Source records:
+++

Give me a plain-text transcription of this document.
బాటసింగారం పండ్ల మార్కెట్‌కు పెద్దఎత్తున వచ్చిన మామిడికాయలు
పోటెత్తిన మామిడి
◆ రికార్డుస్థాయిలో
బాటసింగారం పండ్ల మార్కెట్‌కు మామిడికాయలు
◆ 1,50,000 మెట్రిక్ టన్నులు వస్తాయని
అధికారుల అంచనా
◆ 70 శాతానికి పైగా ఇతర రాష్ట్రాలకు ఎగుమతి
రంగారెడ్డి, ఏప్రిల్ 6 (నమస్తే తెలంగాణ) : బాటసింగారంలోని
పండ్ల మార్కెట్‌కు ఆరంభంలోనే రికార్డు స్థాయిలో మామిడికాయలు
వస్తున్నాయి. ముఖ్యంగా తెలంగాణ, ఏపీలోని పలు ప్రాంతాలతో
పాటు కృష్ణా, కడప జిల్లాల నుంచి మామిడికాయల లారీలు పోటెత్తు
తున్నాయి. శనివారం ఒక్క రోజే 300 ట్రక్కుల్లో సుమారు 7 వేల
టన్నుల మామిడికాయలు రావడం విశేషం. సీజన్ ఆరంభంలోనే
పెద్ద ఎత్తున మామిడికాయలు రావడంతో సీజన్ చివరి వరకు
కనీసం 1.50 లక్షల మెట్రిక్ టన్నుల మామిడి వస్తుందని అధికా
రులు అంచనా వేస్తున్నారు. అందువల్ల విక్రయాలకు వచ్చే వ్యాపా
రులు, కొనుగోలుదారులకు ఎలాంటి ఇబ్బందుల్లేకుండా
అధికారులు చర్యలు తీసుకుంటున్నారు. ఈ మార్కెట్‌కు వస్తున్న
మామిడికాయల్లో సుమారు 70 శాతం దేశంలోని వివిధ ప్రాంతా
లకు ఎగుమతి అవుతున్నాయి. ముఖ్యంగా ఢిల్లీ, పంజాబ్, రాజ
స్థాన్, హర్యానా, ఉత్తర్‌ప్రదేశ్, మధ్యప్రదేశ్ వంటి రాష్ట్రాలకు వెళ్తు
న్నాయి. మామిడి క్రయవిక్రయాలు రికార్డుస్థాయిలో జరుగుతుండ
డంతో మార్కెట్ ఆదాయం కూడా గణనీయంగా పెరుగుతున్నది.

+++

Task requirements: Reproduce each record exactly, leaving nothing out.

Output of the exercise:
Give me a plain-text transcription of this document.
బాటసింగారం పండ్ల మార్కెట్‌కు పెద్దఎత్తున వచ్చిన మామిడికాయలు
పోటెత్తిన మామిడి
◆ రికార్డుస్థాయిలో
బాటసింగారం పండ్ల మార్కెట్‌కు మామిడికాయలు
◆ 1,50,000 మెట్రిక్ టన్నులు వస్తాయని
అధికారుల అంచనా
◆ 70 శాతానికి పైగా ఇతర రాష్ట్రాలకు ఎగుమతి
రంగారెడ్డి, ఏప్రిల్ 6 (నమస్తే తెలంగాణ) : బాటసింగారంలోని
పండ్ల మార్కెట్‌కు ఆరంభంలోనే రికార్డు స్థాయిలో మామిడికాయలు
వస్తున్నాయి. ముఖ్యంగా తెలంగాణ, ఏపీలోని పలు ప్రాంతాలతో
పాటు కృష్ణా, కడప జిల్లాల నుంచి మామిడికాయల లారీలు పోటెత్తు
తున్నాయి. శనివారం ఒక్క రోజే 300 ట్రక్కుల్లో సుమారు 7 వేల
టన్నుల మామిడికాయలు రావడం విశేషం. సీజన్ ఆరంభంలోనే
పెద్ద ఎత్తున మామిడికాయలు రావడంతో సీజన్ చివరి వరకు
కనీసం 1.50 లక్షల మెట్రిక్ టన్నుల మామిడి వస్తుందని అధికా
రులు అంచనా వేస్తున్నారు. అందువల్ల విక్రయాలకు వచ్చే వ్యాపా
రులు, కొనుగోలుదారులకు ఎలాంటి ఇబ్బందుల్లేకుండా
అధికారులు చర్యలు తీసుకుంటున్నారు. ఈ మార్కెట్‌కు వస్తున్న
మామిడికాయల్లో సుమారు 70 శాతం దేశంలోని వివిధ ప్రాంతా
లకు ఎగుమతి అవుతున్నాయి. ముఖ్యంగా ఢిల్లీ, పంజాబ్, రాజ
స్థాన్, హర్యానా, ఉత్తర్‌ప్రదేశ్, మధ్యప్రదేశ్ వంటి రాష్ట్రాలకు వెళ్తు
న్నాయి. మామిడి క్రయవిక్రయాలు రికార్డుస్థాయిలో జరుగుతుండ
డంతో మార్కెట్ ఆదాయం కూడా గణనీయంగా పెరుగుతున్నది.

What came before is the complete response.